Stored data:
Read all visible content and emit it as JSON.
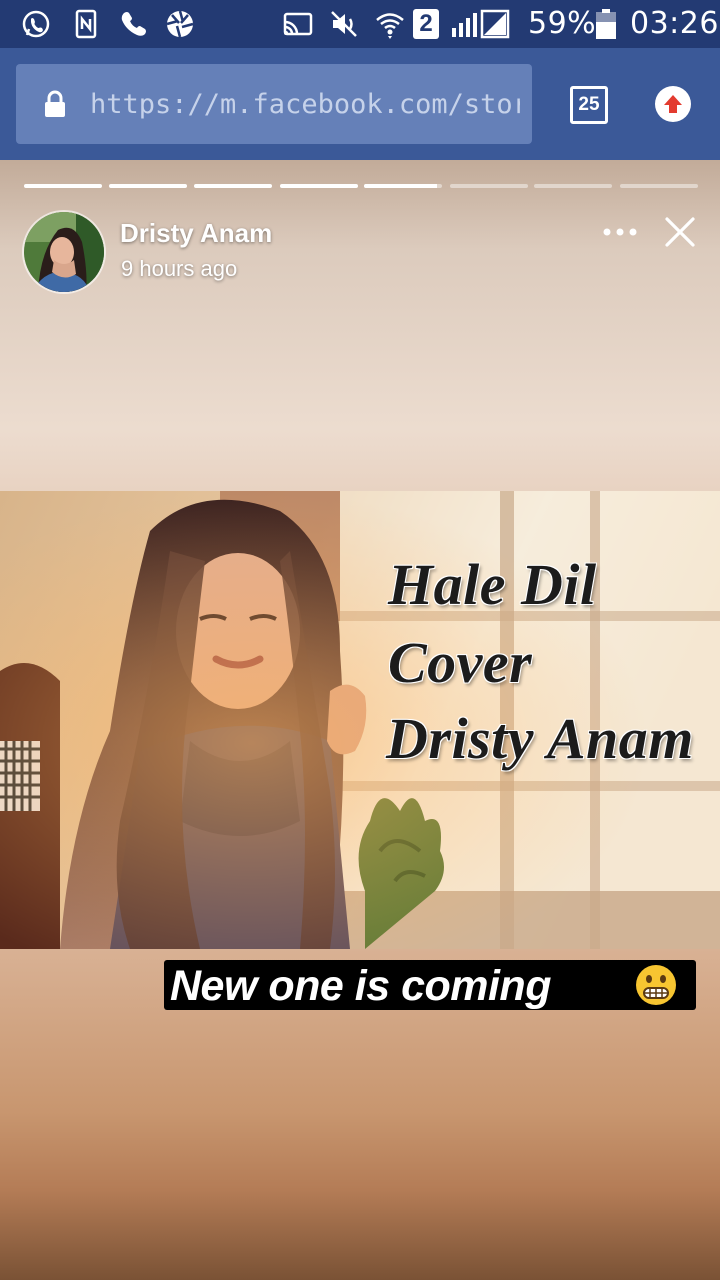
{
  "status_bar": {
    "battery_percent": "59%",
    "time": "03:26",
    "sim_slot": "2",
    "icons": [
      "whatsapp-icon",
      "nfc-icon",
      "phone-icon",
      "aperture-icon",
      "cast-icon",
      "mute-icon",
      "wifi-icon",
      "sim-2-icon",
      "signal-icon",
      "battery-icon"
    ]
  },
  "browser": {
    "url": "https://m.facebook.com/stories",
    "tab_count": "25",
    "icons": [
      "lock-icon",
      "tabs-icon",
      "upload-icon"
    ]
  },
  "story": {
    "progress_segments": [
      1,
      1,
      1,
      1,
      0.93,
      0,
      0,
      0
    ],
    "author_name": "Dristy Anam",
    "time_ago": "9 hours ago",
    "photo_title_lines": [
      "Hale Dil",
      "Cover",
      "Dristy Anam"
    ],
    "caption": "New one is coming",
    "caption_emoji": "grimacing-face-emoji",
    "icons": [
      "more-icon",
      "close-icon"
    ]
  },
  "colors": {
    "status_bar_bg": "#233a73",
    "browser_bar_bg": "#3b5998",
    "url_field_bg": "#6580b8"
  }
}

**Do this:** Quote each entry above verbatim and drop the pictures.

**Task result:**
Read all visible content and emit it as JSON.
{
  "status_bar": {
    "battery_percent": "59%",
    "time": "03:26",
    "sim_slot": "2",
    "icons": [
      "whatsapp-icon",
      "nfc-icon",
      "phone-icon",
      "aperture-icon",
      "cast-icon",
      "mute-icon",
      "wifi-icon",
      "sim-2-icon",
      "signal-icon",
      "battery-icon"
    ]
  },
  "browser": {
    "url": "https://m.facebook.com/stories",
    "tab_count": "25",
    "icons": [
      "lock-icon",
      "tabs-icon",
      "upload-icon"
    ]
  },
  "story": {
    "progress_segments": [
      1,
      1,
      1,
      1,
      0.93,
      0,
      0,
      0
    ],
    "author_name": "Dristy Anam",
    "time_ago": "9 hours ago",
    "photo_title_lines": [
      "Hale Dil",
      "Cover",
      "Dristy Anam"
    ],
    "caption": "New one is coming",
    "caption_emoji": "grimacing-face-emoji",
    "icons": [
      "more-icon",
      "close-icon"
    ]
  },
  "colors": {
    "status_bar_bg": "#233a73",
    "browser_bar_bg": "#3b5998",
    "url_field_bg": "#6580b8"
  }
}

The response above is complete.